▸ Brief
Your answer should be a single number: how many lines in the data below hold the string "title".

▸ Dataset records
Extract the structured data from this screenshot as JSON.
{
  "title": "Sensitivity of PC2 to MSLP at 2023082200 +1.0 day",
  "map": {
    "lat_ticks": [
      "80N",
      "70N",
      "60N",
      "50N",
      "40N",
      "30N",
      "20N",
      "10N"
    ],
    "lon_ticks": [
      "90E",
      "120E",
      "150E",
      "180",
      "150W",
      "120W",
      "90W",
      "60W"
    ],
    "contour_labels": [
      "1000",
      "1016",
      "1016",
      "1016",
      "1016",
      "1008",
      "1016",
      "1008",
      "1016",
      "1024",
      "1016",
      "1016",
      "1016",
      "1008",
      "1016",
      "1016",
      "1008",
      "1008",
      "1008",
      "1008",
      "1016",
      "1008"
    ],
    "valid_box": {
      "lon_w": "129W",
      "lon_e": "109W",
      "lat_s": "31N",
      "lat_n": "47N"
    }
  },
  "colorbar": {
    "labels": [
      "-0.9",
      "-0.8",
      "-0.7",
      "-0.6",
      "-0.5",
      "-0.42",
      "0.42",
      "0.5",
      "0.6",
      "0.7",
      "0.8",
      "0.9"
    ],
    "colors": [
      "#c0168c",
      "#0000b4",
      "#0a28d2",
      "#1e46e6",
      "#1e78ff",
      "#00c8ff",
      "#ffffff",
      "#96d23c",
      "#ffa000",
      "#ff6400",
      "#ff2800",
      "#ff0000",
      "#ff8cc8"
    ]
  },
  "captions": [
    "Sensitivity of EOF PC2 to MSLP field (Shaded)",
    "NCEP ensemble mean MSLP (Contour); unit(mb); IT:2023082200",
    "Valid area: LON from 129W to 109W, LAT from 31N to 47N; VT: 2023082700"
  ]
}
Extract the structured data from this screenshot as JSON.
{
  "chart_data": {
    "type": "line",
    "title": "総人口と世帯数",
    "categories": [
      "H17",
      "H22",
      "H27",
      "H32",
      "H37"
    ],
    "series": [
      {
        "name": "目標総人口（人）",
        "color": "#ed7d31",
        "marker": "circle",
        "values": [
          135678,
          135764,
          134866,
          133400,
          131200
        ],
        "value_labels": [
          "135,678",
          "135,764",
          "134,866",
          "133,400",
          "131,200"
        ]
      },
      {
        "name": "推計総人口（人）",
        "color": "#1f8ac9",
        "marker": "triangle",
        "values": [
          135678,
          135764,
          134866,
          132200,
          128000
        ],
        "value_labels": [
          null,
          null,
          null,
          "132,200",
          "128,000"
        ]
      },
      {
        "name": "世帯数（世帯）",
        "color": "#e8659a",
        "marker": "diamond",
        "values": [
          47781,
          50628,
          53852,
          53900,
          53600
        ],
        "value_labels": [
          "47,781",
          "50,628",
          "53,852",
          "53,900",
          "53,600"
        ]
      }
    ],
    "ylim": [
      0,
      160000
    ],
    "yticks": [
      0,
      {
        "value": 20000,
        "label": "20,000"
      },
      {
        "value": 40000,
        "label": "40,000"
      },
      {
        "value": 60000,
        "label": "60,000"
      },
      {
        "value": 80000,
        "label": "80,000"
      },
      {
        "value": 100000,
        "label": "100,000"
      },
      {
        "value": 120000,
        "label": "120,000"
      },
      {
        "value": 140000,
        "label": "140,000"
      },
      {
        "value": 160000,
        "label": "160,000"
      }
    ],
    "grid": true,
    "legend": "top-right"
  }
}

▸ Result for this exercise
2